● DIRECTIVE
Extract every line that contains the string "lunettes".
##### ENTRIES
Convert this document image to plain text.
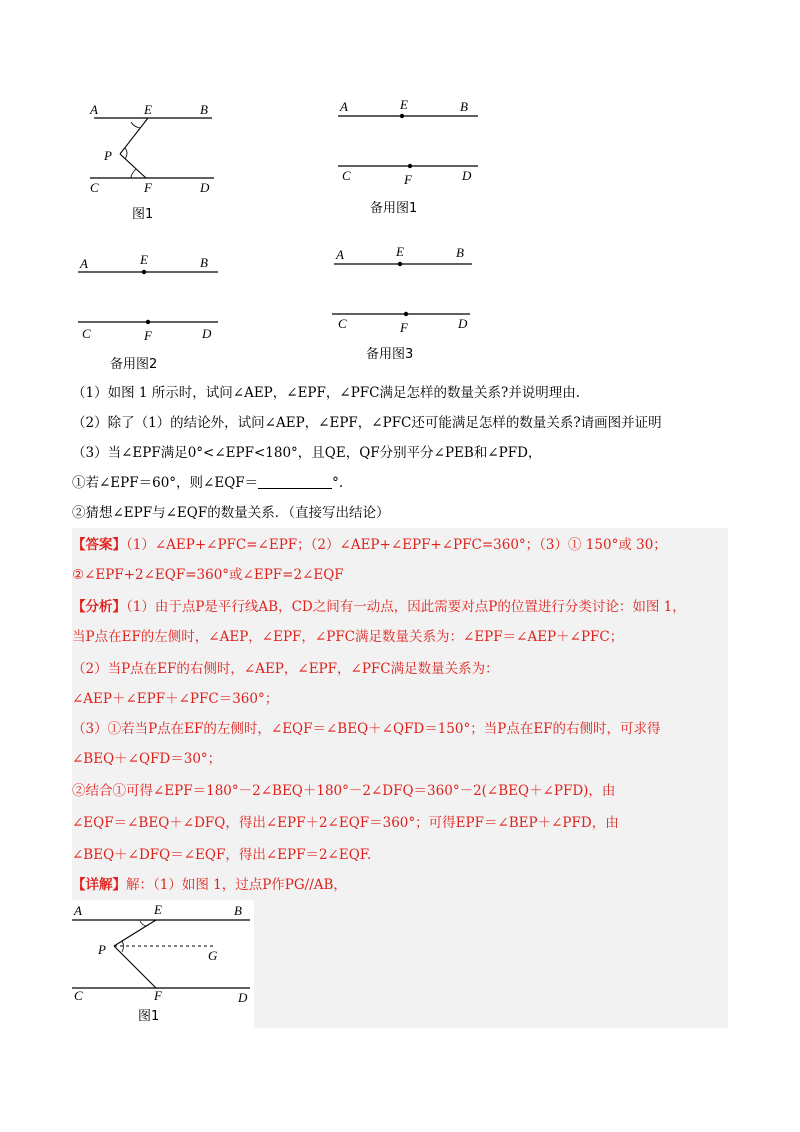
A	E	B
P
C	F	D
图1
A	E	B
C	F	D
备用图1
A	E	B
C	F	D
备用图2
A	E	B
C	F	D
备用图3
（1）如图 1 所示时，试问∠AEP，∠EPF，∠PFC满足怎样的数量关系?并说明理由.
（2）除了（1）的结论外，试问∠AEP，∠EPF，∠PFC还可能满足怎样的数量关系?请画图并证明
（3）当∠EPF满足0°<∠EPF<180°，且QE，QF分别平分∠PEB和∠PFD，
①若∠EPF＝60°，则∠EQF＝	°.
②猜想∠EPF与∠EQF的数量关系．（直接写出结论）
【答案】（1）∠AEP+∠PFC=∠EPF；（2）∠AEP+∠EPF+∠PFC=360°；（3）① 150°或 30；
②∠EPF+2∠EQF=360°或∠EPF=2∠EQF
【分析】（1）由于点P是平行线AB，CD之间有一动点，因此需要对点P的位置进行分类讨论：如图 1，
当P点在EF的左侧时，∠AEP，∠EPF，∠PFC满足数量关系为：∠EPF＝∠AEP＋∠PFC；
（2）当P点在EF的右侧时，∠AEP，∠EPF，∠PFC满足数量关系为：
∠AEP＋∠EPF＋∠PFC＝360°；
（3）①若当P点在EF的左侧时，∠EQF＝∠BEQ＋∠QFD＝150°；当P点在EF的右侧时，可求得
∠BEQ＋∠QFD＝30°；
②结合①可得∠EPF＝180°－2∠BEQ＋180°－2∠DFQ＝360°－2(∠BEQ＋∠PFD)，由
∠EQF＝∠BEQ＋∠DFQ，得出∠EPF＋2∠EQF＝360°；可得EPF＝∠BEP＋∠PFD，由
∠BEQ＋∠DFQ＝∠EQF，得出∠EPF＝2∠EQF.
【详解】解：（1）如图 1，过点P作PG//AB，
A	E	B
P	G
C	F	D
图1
##########
##### ENTRIES
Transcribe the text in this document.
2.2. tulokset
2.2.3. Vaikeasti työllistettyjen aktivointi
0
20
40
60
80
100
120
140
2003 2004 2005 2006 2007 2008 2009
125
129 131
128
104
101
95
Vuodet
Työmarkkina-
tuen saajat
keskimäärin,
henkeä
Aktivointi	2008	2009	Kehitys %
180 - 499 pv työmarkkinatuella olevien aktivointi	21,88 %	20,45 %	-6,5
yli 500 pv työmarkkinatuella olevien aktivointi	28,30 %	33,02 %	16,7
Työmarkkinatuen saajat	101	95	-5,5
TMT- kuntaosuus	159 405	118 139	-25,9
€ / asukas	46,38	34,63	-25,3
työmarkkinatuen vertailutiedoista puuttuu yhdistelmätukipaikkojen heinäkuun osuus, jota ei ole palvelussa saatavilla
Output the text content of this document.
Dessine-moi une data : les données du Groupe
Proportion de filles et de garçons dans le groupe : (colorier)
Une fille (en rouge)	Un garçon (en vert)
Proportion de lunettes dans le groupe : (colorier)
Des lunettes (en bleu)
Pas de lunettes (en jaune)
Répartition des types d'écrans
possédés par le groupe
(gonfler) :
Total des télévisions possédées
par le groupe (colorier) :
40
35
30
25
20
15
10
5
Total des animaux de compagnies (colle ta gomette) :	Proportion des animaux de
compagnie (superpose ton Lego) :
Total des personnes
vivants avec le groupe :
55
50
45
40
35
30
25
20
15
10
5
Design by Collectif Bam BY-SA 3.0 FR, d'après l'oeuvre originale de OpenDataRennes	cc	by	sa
##########
● RESPONSE TO THE TASK
Proportion de lunettes dans le groupe : (colorier)
Des lunettes (en bleu)
Pas de lunettes (en jaune)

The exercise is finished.